#### Task instructions
Quote every line below exactly as it reads.

** start of Supplied data **

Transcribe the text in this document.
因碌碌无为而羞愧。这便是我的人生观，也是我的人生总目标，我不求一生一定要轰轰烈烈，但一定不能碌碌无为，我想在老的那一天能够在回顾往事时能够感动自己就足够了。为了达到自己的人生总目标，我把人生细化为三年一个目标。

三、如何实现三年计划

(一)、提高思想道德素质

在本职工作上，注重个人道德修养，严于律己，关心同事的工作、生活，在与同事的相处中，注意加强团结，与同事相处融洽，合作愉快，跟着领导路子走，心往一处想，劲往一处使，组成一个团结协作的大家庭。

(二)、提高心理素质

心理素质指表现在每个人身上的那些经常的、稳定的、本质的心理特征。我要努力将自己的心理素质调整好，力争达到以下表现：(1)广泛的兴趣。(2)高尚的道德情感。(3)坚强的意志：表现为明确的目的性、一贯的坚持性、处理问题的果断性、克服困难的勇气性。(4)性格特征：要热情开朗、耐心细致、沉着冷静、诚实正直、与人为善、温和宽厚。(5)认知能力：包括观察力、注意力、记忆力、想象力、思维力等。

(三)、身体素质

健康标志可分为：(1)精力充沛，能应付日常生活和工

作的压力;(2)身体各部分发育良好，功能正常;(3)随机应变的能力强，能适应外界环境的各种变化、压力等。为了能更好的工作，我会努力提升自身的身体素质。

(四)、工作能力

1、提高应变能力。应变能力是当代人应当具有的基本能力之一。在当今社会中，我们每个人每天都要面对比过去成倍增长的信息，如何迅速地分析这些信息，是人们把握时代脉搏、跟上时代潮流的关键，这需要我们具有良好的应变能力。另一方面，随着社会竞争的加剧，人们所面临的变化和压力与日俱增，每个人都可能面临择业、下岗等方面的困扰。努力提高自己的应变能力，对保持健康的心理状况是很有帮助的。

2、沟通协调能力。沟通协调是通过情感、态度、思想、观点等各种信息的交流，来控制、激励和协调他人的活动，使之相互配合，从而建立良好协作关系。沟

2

** end of Supplied data **

#### Full solution
Transcribe the text in this document.
因碌碌无为而羞愧。这便是我的人生观，也是我的人生总目标，我不求一生一定要轰轰烈烈，但一定不能碌碌无为，我想在老的那一天能够在回顾往事时能够感动自己就足够了。为了达到自己的人生总目标，我把人生细化为三年一个目标。

三、如何实现三年计划

(一)、提高思想道德素质

在本职工作上，注重个人道德修养，严于律己，关心同事的工作、生活，在与同事的相处中，注意加强团结，与同事相处融洽，合作愉快，跟着领导路子走，心往一处想，劲往一处使，组成一个团结协作的大家庭。

(二)、提高心理素质

心理素质指表现在每个人身上的那些经常的、稳定的、本质的心理特征。我要努力将自己的心理素质调整好，力争达到以下表现：(1)广泛的兴趣。(2)高尚的道德情感。(3)坚强的意志：表现为明确的目的性、一贯的坚持性、处理问题的果断性、克服困难的勇气性。(4)性格特征：要热情开朗、耐心细致、沉着冷静、诚实正直、与人为善、温和宽厚。(5)认知能力：包括观察力、注意力、记忆力、想象力、思维力等。

(三)、身体素质

健康标志可分为：(1)精力充沛，能应付日常生活和工

作的压力;(2)身体各部分发育良好，功能正常;(3)随机应变的能力强，能适应外界环境的各种变化、压力等。为了能更好的工作，我会努力提升自身的身体素质。

(四)、工作能力

1、提高应变能力。应变能力是当代人应当具有的基本能力之一。在当今社会中，我们每个人每天都要面对比过去成倍增长的信息，如何迅速地分析这些信息，是人们把握时代脉搏、跟上时代潮流的关键，这需要我们具有良好的应变能力。另一方面，随着社会竞争的加剧，人们所面临的变化和压力与日俱增，每个人都可能面临择业、下岗等方面的困扰。努力提高自己的应变能力，对保持健康的心理状况是很有帮助的。

2、沟通协调能力。沟通协调是通过情感、态度、思想、观点等各种信息的交流，来控制、激励和协调他人的活动，使之相互配合，从而建立良好协作关系。沟

2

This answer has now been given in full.